Repeat the lines that follow, leaving nothing out.
________________
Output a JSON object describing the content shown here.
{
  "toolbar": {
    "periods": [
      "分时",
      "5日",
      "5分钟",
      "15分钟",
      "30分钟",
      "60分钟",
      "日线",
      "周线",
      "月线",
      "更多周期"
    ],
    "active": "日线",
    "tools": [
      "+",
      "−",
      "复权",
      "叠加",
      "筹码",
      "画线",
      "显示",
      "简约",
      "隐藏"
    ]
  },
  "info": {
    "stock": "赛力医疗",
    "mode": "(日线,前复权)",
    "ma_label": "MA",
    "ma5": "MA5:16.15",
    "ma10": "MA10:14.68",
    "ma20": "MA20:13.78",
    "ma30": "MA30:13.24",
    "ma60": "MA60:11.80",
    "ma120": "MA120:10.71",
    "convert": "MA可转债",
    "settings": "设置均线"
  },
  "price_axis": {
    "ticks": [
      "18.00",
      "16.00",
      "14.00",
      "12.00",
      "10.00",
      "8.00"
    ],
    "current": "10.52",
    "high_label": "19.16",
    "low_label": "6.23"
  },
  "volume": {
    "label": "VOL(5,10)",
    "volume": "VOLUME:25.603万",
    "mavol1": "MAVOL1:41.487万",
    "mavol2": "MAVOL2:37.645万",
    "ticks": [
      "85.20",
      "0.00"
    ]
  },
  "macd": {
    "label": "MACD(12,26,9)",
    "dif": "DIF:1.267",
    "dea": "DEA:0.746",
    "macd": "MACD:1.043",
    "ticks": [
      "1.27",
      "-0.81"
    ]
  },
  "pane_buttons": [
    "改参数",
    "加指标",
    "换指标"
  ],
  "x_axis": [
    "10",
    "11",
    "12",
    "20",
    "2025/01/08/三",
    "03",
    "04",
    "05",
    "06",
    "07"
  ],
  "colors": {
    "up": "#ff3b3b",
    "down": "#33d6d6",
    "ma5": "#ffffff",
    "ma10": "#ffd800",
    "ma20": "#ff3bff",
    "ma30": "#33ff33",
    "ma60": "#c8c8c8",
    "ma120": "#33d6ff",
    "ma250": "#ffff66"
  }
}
________________
*Exercise solution*:
Output a JSON object describing the content shown here.
{
  "toolbar": {
    "periods": [
      "分时",
      "5日",
      "5分钟",
      "15分钟",
      "30分钟",
      "60分钟",
      "日线",
      "周线",
      "月线",
      "更多周期"
    ],
    "active": "日线",
    "tools": [
      "+",
      "−",
      "复权",
      "叠加",
      "筹码",
      "画线",
      "显示",
      "简约",
      "隐藏"
    ]
  },
  "info": {
    "stock": "赛力医疗",
    "mode": "(日线,前复权)",
    "ma_label": "MA",
    "ma5": "MA5:16.15",
    "ma10": "MA10:14.68",
    "ma20": "MA20:13.78",
    "ma30": "MA30:13.24",
    "ma60": "MA60:11.80",
    "ma120": "MA120:10.71",
    "convert": "MA可转债",
    "settings": "设置均线"
  },
  "price_axis": {
    "ticks": [
      "18.00",
      "16.00",
      "14.00",
      "12.00",
      "10.00",
      "8.00"
    ],
    "current": "10.52",
    "high_label": "19.16",
    "low_label": "6.23"
  },
  "volume": {
    "label": "VOL(5,10)",
    "volume": "VOLUME:25.603万",
    "mavol1": "MAVOL1:41.487万",
    "mavol2": "MAVOL2:37.645万",
    "ticks": [
      "85.20",
      "0.00"
    ]
  },
  "macd": {
    "label": "MACD(12,26,9)",
    "dif": "DIF:1.267",
    "dea": "DEA:0.746",
    "macd": "MACD:1.043",
    "ticks": [
      "1.27",
      "-0.81"
    ]
  },
  "pane_buttons": [
    "改参数",
    "加指标",
    "换指标"
  ],
  "x_axis": [
    "10",
    "11",
    "12",
    "20",
    "2025/01/08/三",
    "03",
    "04",
    "05",
    "06",
    "07"
  ],
  "colors": {
    "up": "#ff3b3b",
    "down": "#33d6d6",
    "ma5": "#ffffff",
    "ma10": "#ffd800",
    "ma20": "#ff3bff",
    "ma30": "#33ff33",
    "ma60": "#c8c8c8",
    "ma120": "#33d6ff",
    "ma250": "#ffff66"
  }
}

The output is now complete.